Goal =
Copy all of the material word for word, except for the pictures.
start Data
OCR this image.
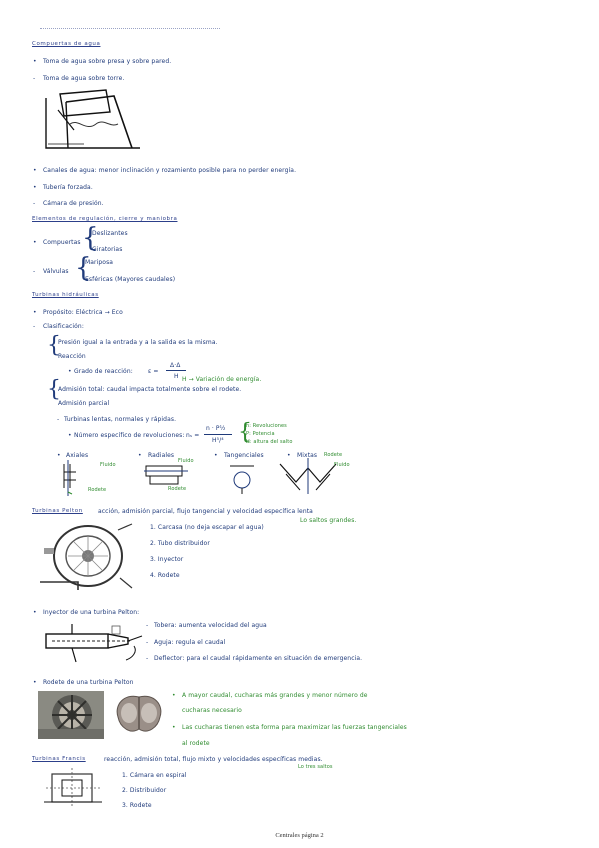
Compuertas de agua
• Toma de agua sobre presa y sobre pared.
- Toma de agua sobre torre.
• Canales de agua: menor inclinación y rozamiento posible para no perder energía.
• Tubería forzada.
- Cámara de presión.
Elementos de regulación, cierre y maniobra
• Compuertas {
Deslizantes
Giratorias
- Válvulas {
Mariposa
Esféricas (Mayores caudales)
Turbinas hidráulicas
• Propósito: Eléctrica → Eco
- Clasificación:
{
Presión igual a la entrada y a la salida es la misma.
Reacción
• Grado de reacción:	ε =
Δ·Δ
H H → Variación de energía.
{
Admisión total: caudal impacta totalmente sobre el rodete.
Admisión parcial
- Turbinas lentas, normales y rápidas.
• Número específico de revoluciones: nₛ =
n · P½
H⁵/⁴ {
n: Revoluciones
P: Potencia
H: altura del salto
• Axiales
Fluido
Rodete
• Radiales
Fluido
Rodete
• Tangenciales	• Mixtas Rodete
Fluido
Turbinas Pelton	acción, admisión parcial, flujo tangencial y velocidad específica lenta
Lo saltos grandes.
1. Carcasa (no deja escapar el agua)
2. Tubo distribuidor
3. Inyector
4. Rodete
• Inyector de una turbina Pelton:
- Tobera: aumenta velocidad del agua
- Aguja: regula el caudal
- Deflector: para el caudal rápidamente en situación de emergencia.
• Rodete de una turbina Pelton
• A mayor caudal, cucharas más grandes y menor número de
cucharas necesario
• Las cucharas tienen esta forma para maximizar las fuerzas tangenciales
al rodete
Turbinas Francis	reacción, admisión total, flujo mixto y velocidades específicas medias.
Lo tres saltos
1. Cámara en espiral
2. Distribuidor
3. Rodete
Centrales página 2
end Data
Solution to the exercise =
OCR this image.
Compuertas de agua
• Toma de agua sobre presa y sobre pared.
- Toma de agua sobre torre.
• Canales de agua: menor inclinación y rozamiento posible para no perder energía.
• Tubería forzada.
- Cámara de presión.
Elementos de regulación, cierre y maniobra
• Compuertas {
Deslizantes
Giratorias
- Válvulas {
Mariposa
Esféricas (Mayores caudales)
Turbinas hidráulicas
• Propósito: Eléctrica → Eco
- Clasificación:
{
Presión igual a la entrada y a la salida es la misma.
Reacción
• Grado de reacción:	ε =
Δ·Δ
H H → Variación de energía.
{
Admisión total: caudal impacta totalmente sobre el rodete.
Admisión parcial
- Turbinas lentas, normales y rápidas.
• Número específico de revoluciones: nₛ =
n · P½
H⁵/⁴ {
n: Revoluciones
P: Potencia
H: altura del salto
• Axiales
Fluido
Rodete
• Radiales
Fluido
Rodete
• Tangenciales	• Mixtas Rodete
Fluido
Turbinas Pelton	acción, admisión parcial, flujo tangencial y velocidad específica lenta
Lo saltos grandes.
1. Carcasa (no deja escapar el agua)
2. Tubo distribuidor
3. Inyector
4. Rodete
• Inyector de una turbina Pelton:
- Tobera: aumenta velocidad del agua
- Aguja: regula el caudal
- Deflector: para el caudal rápidamente en situación de emergencia.
• Rodete de una turbina Pelton
• A mayor caudal, cucharas más grandes y menor número de
cucharas necesario
• Las cucharas tienen esta forma para maximizar las fuerzas tangenciales
al rodete
Turbinas Francis	reacción, admisión total, flujo mixto y velocidades específicas medias.
Lo tres saltos
1. Cámara en espiral
2. Distribuidor
3. Rodete
Centrales página 2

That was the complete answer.